§ **Task to complete**
Using the listing below, give again exactly the lines from the line with "Extract the structured" to the line with "Read all visible content and emit it as JSON.", inclusive, without the pictures.

§ **Supplied entries**
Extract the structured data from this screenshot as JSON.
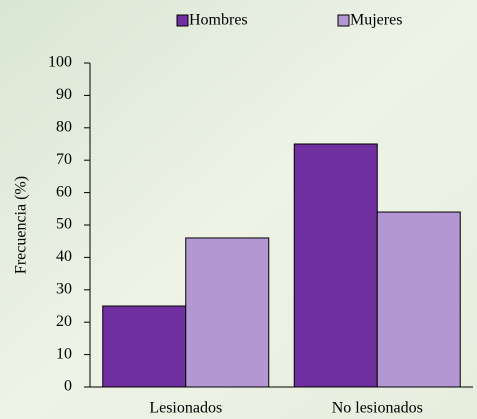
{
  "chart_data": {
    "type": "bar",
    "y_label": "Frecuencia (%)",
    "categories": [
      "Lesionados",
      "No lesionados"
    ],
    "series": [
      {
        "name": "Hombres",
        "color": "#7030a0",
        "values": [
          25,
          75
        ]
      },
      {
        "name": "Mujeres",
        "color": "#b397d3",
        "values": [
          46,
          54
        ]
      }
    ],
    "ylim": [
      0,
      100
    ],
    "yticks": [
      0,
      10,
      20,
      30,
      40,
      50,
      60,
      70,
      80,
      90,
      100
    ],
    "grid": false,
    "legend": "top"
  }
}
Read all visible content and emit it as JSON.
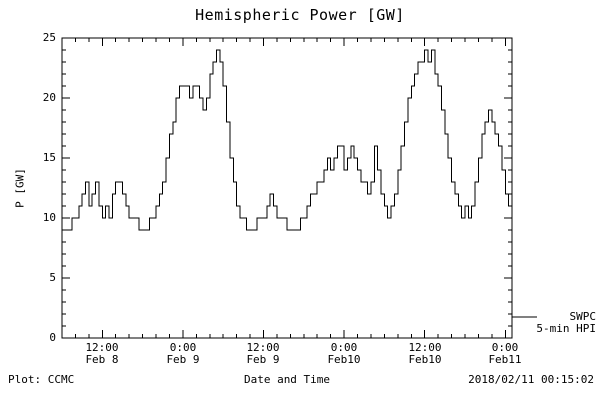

* * *

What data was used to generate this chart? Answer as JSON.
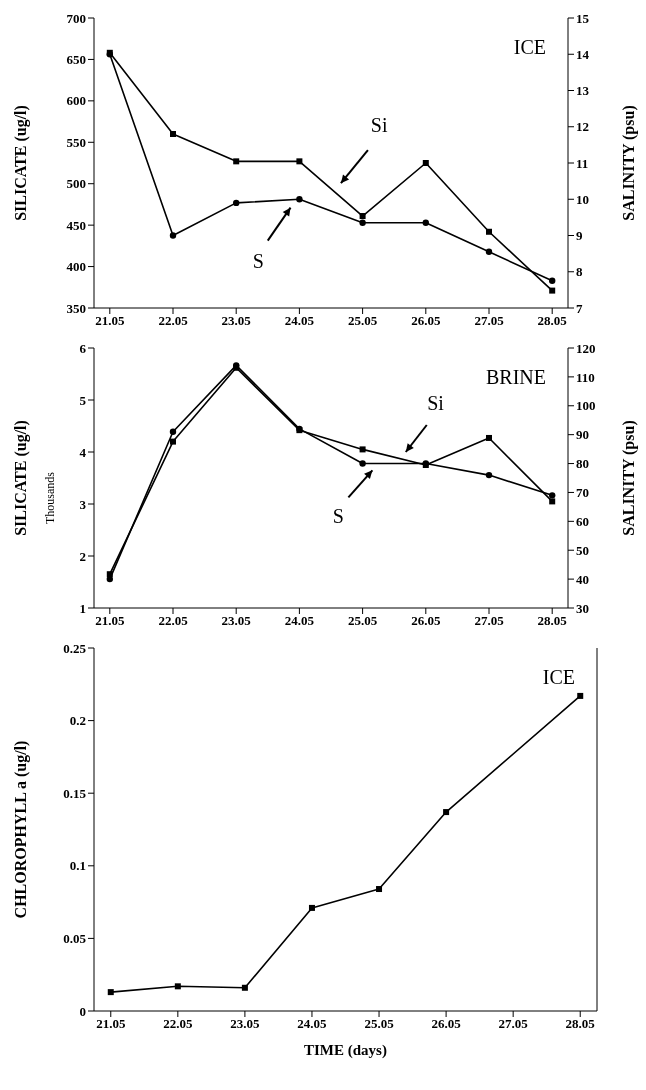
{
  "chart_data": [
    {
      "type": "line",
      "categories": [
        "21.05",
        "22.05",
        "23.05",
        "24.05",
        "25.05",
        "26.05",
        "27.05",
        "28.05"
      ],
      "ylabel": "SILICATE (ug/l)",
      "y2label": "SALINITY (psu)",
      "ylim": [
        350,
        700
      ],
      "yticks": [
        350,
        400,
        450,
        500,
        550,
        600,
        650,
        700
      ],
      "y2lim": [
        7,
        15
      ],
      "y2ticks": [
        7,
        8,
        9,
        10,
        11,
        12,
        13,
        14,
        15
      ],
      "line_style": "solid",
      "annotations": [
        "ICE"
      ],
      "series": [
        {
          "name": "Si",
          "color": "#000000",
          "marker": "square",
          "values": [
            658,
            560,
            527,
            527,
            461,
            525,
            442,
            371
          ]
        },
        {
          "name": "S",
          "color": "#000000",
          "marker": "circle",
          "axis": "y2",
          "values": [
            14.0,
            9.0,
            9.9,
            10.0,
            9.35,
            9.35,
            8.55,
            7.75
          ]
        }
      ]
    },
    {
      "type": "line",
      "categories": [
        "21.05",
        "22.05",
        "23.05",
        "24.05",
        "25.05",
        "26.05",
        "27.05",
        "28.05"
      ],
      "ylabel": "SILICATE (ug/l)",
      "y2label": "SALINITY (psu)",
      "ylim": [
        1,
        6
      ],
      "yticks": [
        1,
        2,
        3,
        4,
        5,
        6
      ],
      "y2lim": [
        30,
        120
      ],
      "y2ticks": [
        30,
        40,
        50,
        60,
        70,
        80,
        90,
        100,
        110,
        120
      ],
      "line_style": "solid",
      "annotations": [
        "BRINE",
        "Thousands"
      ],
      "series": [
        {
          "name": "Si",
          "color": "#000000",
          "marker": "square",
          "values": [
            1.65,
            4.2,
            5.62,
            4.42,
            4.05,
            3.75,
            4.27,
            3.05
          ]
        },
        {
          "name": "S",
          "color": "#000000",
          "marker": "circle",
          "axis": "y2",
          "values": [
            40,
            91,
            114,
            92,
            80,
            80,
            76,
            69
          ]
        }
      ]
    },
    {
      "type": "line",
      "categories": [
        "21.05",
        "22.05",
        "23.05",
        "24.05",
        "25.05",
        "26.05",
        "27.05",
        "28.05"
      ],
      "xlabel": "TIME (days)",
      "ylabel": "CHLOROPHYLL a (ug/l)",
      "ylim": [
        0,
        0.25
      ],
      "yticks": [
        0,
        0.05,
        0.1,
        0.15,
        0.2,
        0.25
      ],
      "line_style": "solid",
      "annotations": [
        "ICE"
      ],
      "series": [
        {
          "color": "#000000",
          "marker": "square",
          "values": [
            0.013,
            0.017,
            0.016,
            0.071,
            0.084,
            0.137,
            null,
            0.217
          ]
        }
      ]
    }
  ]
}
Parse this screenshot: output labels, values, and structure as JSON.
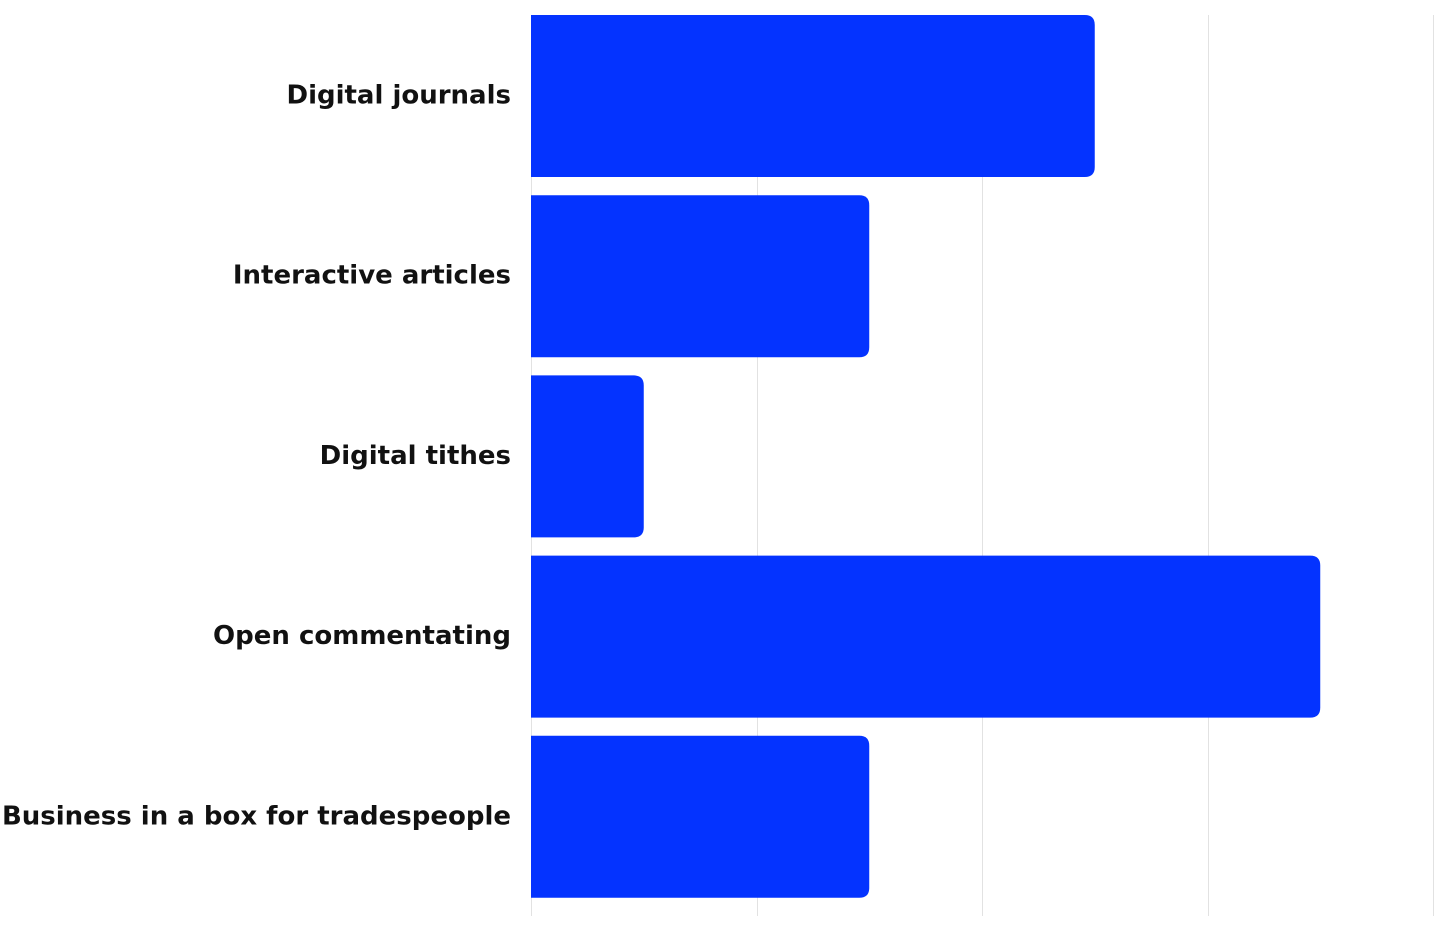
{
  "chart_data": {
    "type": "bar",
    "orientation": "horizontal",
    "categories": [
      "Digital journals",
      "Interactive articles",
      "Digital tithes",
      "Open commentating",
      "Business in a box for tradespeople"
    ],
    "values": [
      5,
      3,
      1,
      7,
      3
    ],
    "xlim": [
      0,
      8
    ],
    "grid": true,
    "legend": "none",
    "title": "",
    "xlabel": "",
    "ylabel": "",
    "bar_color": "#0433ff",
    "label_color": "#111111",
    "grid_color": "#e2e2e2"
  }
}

§ **Complete output**
Extract the structured data from this screenshot as JSON.
{
  "chart_data": {
    "type": "bar",
    "y_label": "Frecuencia (%)",
    "categories": [
      "Lesionados",
      "No lesionados"
    ],
    "series": [
      {
        "name": "Hombres",
        "color": "#7030a0",
        "values": [
          25,
          75
        ]
      },
      {
        "name": "Mujeres",
        "color": "#b397d3",
        "values": [
          46,
          54
        ]
      }
    ],
    "ylim": [
      0,
      100
    ],
    "yticks": [
      0,
      10,
      20,
      30,
      40,
      50,
      60,
      70,
      80,
      90,
      100
    ],
    "grid": false,
    "legend": "top"
  }
}
Read all visible content and emit it as JSON.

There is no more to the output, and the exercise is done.